Set exercise – Nothing in the records may be left out or altered; reproduce them all exactly.
— begin —
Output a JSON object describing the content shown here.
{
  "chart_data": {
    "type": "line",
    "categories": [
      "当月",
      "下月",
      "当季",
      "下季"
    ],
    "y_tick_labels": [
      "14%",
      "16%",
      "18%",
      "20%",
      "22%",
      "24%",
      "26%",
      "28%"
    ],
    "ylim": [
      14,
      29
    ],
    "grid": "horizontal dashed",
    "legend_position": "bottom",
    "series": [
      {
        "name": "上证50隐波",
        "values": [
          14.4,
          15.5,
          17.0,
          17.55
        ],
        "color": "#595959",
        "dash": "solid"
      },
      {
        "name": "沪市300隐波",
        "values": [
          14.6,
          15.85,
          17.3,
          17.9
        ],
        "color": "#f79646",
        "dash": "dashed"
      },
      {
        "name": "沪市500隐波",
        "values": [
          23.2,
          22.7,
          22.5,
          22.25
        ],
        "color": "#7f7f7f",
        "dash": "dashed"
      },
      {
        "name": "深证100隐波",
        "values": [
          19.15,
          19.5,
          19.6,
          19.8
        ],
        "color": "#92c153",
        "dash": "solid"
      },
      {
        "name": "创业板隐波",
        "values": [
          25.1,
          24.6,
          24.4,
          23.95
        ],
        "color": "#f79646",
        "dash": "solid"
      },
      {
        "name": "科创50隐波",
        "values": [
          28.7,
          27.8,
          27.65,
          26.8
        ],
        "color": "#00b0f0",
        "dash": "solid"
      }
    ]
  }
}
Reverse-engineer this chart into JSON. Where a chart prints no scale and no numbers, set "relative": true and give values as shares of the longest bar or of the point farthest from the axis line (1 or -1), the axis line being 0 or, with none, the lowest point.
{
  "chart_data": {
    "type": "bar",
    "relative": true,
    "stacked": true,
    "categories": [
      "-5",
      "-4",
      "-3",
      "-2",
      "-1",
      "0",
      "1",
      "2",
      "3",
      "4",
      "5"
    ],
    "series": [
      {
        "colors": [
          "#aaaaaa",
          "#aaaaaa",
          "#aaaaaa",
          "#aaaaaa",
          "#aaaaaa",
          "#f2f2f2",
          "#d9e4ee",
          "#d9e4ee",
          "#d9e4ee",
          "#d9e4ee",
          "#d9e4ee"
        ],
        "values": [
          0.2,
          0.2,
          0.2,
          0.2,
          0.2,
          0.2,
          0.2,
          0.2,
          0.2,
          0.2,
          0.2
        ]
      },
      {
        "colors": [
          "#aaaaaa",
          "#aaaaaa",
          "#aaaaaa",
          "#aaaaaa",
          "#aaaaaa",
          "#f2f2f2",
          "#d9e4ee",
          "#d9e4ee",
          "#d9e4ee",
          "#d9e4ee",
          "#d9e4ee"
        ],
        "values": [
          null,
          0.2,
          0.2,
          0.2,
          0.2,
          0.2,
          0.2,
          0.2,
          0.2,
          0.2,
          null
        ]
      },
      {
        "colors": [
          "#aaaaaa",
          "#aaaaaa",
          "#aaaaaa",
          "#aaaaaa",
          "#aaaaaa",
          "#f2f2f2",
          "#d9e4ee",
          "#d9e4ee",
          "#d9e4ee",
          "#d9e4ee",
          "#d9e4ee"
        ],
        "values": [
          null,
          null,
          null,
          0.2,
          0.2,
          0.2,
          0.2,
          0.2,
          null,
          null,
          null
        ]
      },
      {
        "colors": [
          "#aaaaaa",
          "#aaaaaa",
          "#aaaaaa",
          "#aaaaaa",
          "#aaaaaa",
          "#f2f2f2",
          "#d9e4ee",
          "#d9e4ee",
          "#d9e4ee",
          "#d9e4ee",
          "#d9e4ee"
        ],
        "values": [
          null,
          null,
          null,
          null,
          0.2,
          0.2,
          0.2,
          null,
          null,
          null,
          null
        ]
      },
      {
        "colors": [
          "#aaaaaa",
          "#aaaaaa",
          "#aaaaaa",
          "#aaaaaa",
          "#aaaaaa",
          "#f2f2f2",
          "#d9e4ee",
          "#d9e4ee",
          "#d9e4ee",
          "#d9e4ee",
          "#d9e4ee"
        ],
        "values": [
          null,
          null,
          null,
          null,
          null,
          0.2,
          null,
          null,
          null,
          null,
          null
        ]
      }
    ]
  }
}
— end —
Response below –
Output a JSON object describing the content shown here.
{
  "chart_data": {
    "type": "line",
    "categories": [
      "当月",
      "下月",
      "当季",
      "下季"
    ],
    "y_tick_labels": [
      "14%",
      "16%",
      "18%",
      "20%",
      "22%",
      "24%",
      "26%",
      "28%"
    ],
    "ylim": [
      14,
      29
    ],
    "grid": "horizontal dashed",
    "legend_position": "bottom",
    "series": [
      {
        "name": "上证50隐波",
        "values": [
          14.4,
          15.5,
          17.0,
          17.55
        ],
        "color": "#595959",
        "dash": "solid"
      },
      {
        "name": "沪市300隐波",
        "values": [
          14.6,
          15.85,
          17.3,
          17.9
        ],
        "color": "#f79646",
        "dash": "dashed"
      },
      {
        "name": "沪市500隐波",
        "values": [
          23.2,
          22.7,
          22.5,
          22.25
        ],
        "color": "#7f7f7f",
        "dash": "dashed"
      },
      {
        "name": "深证100隐波",
        "values": [
          19.15,
          19.5,
          19.6,
          19.8
        ],
        "color": "#92c153",
        "dash": "solid"
      },
      {
        "name": "创业板隐波",
        "values": [
          25.1,
          24.6,
          24.4,
          23.95
        ],
        "color": "#f79646",
        "dash": "solid"
      },
      {
        "name": "科创50隐波",
        "values": [
          28.7,
          27.8,
          27.65,
          26.8
        ],
        "color": "#00b0f0",
        "dash": "solid"
      }
    ]
  }
}
Reverse-engineer this chart into JSON. Where a chart prints no scale and no numbers, set "relative": true and give values as shares of the longest bar or of the point farthest from the axis line (1 or -1), the axis line being 0 or, with none, the lowest point.
{
  "chart_data": {
    "type": "bar",
    "relative": true,
    "stacked": true,
    "categories": [
      "-5",
      "-4",
      "-3",
      "-2",
      "-1",
      "0",
      "1",
      "2",
      "3",
      "4",
      "5"
    ],
    "series": [
      {
        "colors": [
          "#aaaaaa",
          "#aaaaaa",
          "#aaaaaa",
          "#aaaaaa",
          "#aaaaaa",
          "#f2f2f2",
          "#d9e4ee",
          "#d9e4ee",
          "#d9e4ee",
          "#d9e4ee",
          "#d9e4ee"
        ],
        "values": [
          0.2,
          0.2,
          0.2,
          0.2,
          0.2,
          0.2,
          0.2,
          0.2,
          0.2,
          0.2,
          0.2
        ]
      },
      {
        "colors": [
          "#aaaaaa",
          "#aaaaaa",
          "#aaaaaa",
          "#aaaaaa",
          "#aaaaaa",
          "#f2f2f2",
          "#d9e4ee",
          "#d9e4ee",
          "#d9e4ee",
          "#d9e4ee",
          "#d9e4ee"
        ],
        "values": [
          null,
          0.2,
          0.2,
          0.2,
          0.2,
          0.2,
          0.2,
          0.2,
          0.2,
          0.2,
          null
        ]
      },
      {
        "colors": [
          "#aaaaaa",
          "#aaaaaa",
          "#aaaaaa",
          "#aaaaaa",
          "#aaaaaa",
          "#f2f2f2",
          "#d9e4ee",
          "#d9e4ee",
          "#d9e4ee",
          "#d9e4ee",
          "#d9e4ee"
        ],
        "values": [
          null,
          null,
          null,
          0.2,
          0.2,
          0.2,
          0.2,
          0.2,
          null,
          null,
          null
        ]
      },
      {
        "colors": [
          "#aaaaaa",
          "#aaaaaa",
          "#aaaaaa",
          "#aaaaaa",
          "#aaaaaa",
          "#f2f2f2",
          "#d9e4ee",
          "#d9e4ee",
          "#d9e4ee",
          "#d9e4ee",
          "#d9e4ee"
        ],
        "values": [
          null,
          null,
          null,
          null,
          0.2,
          0.2,
          0.2,
          null,
          null,
          null,
          null
        ]
      },
      {
        "colors": [
          "#aaaaaa",
          "#aaaaaa",
          "#aaaaaa",
          "#aaaaaa",
          "#aaaaaa",
          "#f2f2f2",
          "#d9e4ee",
          "#d9e4ee",
          "#d9e4ee",
          "#d9e4ee",
          "#d9e4ee"
        ],
        "values": [
          null,
          null,
          null,
          null,
          null,
          0.2,
          null,
          null,
          null,
          null,
          null
        ]
      }
    ]
  }
}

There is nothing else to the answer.